• [Collected data entries]:
==*==
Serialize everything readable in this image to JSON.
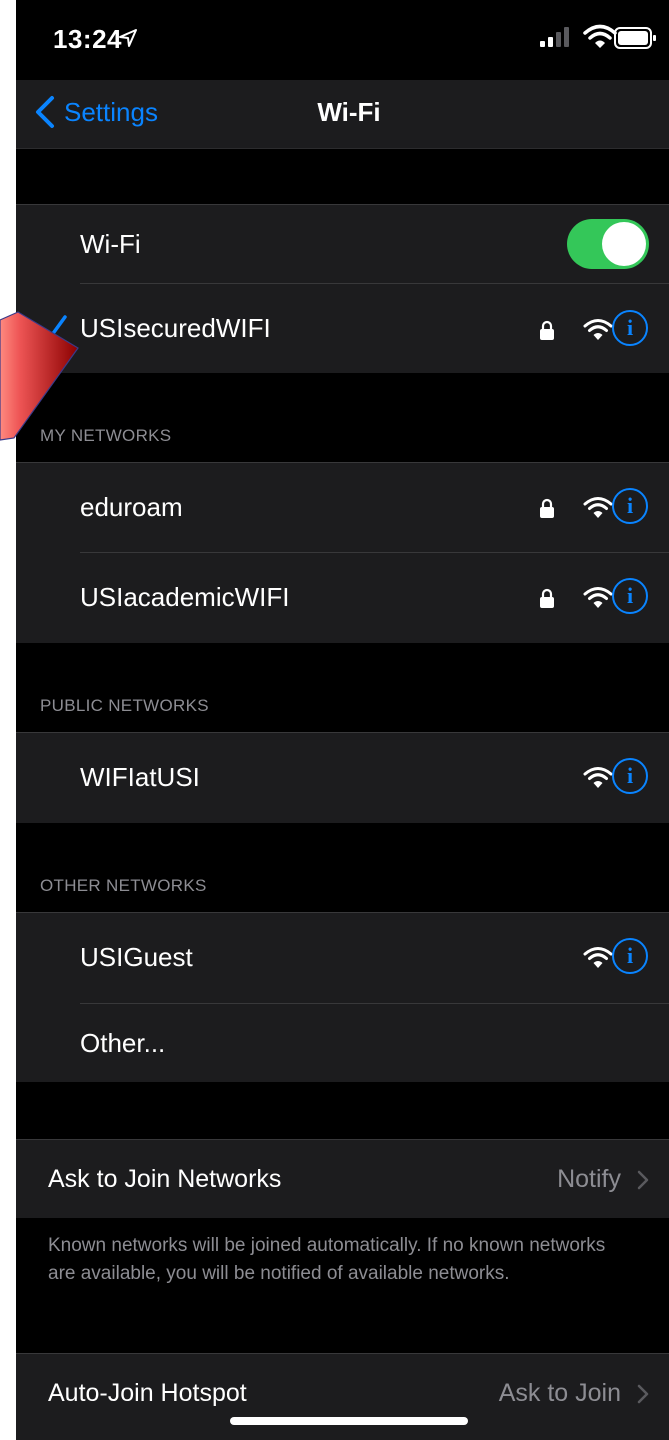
{
  "status_bar": {
    "time": "13:24"
  },
  "nav": {
    "back_label": "Settings",
    "title": "Wi-Fi"
  },
  "wifi_toggle": {
    "label": "Wi-Fi",
    "state": "on"
  },
  "connected_network": {
    "name": "USIsecuredWIFI",
    "secured": true
  },
  "my_networks": {
    "header": "MY NETWORKS",
    "items": [
      {
        "name": "eduroam",
        "secured": true
      },
      {
        "name": "USIacademicWIFI",
        "secured": true
      }
    ]
  },
  "public_networks": {
    "header": "PUBLIC NETWORKS",
    "items": [
      {
        "name": "WIFIatUSI",
        "secured": false
      }
    ]
  },
  "other_networks": {
    "header": "OTHER NETWORKS",
    "items": [
      {
        "name": "USIGuest",
        "secured": false
      }
    ],
    "other_label": "Other..."
  },
  "ask_to_join": {
    "label": "Ask to Join Networks",
    "value": "Notify",
    "footnote": "Known networks will be joined automatically. If no known networks are available, you will be notified of available networks."
  },
  "auto_join_hotspot": {
    "label": "Auto-Join Hotspot",
    "value": "Ask to Join"
  },
  "colors": {
    "accent": "#0a84ff",
    "toggle_on": "#34c759",
    "background": "#000000",
    "cell_background": "#1c1c1e",
    "secondary_text": "#8d8d93"
  },
  "icons": [
    "location-arrow-icon",
    "cellular-signal-icon",
    "wifi-icon",
    "battery-icon",
    "chevron-left-icon",
    "checkmark-icon",
    "lock-icon",
    "info-icon",
    "chevron-right-icon"
  ]
}
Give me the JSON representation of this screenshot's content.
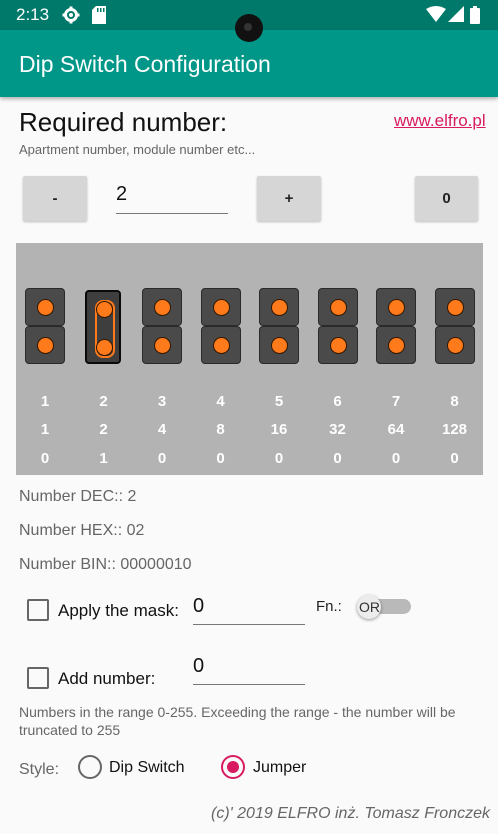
{
  "status_bar": {
    "time": "2:13"
  },
  "app": {
    "title": "Dip Switch Configuration"
  },
  "required": {
    "heading": "Required number:",
    "subtitle": "Apartment number, module number etc...",
    "link": "www.elfro.pl",
    "minus_label": "-",
    "plus_label": "+",
    "zero_label": "0",
    "value": "2"
  },
  "switch_panel": {
    "style_mode": "jumper",
    "positions": [
      "1",
      "2",
      "3",
      "4",
      "5",
      "6",
      "7",
      "8"
    ],
    "weights": [
      "1",
      "2",
      "4",
      "8",
      "16",
      "32",
      "64",
      "128"
    ],
    "bits": [
      "0",
      "1",
      "0",
      "0",
      "0",
      "0",
      "0",
      "0"
    ]
  },
  "results": {
    "dec": "Number DEC:: 2",
    "hex": "Number HEX:: 02",
    "bin": "Number BIN:: 00000010"
  },
  "mask": {
    "label": "Apply the mask:",
    "value": "0",
    "fn_label": "Fn.:",
    "toggle_label": "OR",
    "checked": false
  },
  "add": {
    "label": "Add number:",
    "value": "0",
    "checked": false
  },
  "note": "Numbers in the range 0-255. Exceeding the range - the number will be truncated to 255",
  "style": {
    "label": "Style:",
    "option_dip": "Dip Switch",
    "option_jumper": "Jumper",
    "selected": "Jumper"
  },
  "footer": "(c)' 2019 ELFRO inż. Tomasz Fronczek",
  "colors": {
    "appbar": "#009688",
    "statusbar": "#00796b",
    "accent": "#d81b60",
    "pin": "#ff7a1a"
  }
}
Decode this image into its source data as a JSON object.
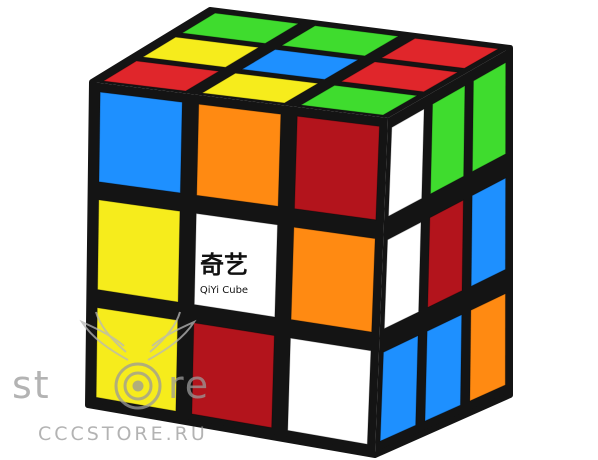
{
  "cube": {
    "brand_cn": "奇艺",
    "brand_en": "QiYi Cube",
    "colors": {
      "body": "#141414",
      "red": "#e0262b",
      "dark_red": "#b3141c",
      "green": "#3fdc2e",
      "yellow": "#f6ec1c",
      "blue": "#1e90ff",
      "orange": "#ff8a12",
      "white": "#ffffff"
    },
    "top_face": [
      [
        "green",
        "green",
        "red"
      ],
      [
        "yellow",
        "blue",
        "red"
      ],
      [
        "red",
        "yellow",
        "green"
      ]
    ],
    "front_face": [
      [
        "blue",
        "orange",
        "dark_red"
      ],
      [
        "yellow",
        "white",
        "orange"
      ],
      [
        "yellow",
        "dark_red",
        "white"
      ]
    ],
    "right_face": [
      [
        "white",
        "green",
        "green"
      ],
      [
        "white",
        "dark_red",
        "blue"
      ],
      [
        "blue",
        "blue",
        "orange"
      ]
    ]
  },
  "watermark": {
    "word_left": "st",
    "word_right": "re",
    "domain": "CCCSTORE.RU"
  }
}
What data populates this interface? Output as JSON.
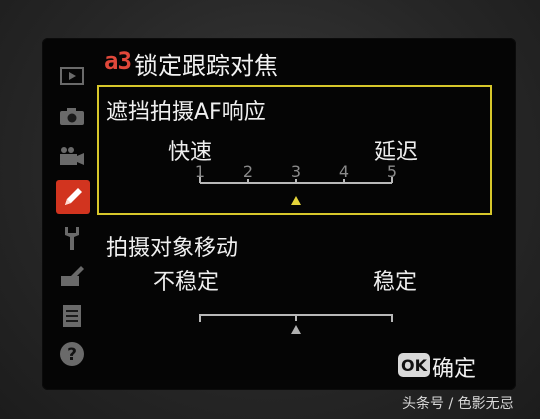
==*==
• [Exercise description]:
Find every line in the records above that contains the word "header", and copy each one.

• [Solution below]:
    "header": "MY NETWORKS",
    "header": "PUBLIC NETWORKS",
    "header": "OTHER NETWORKS",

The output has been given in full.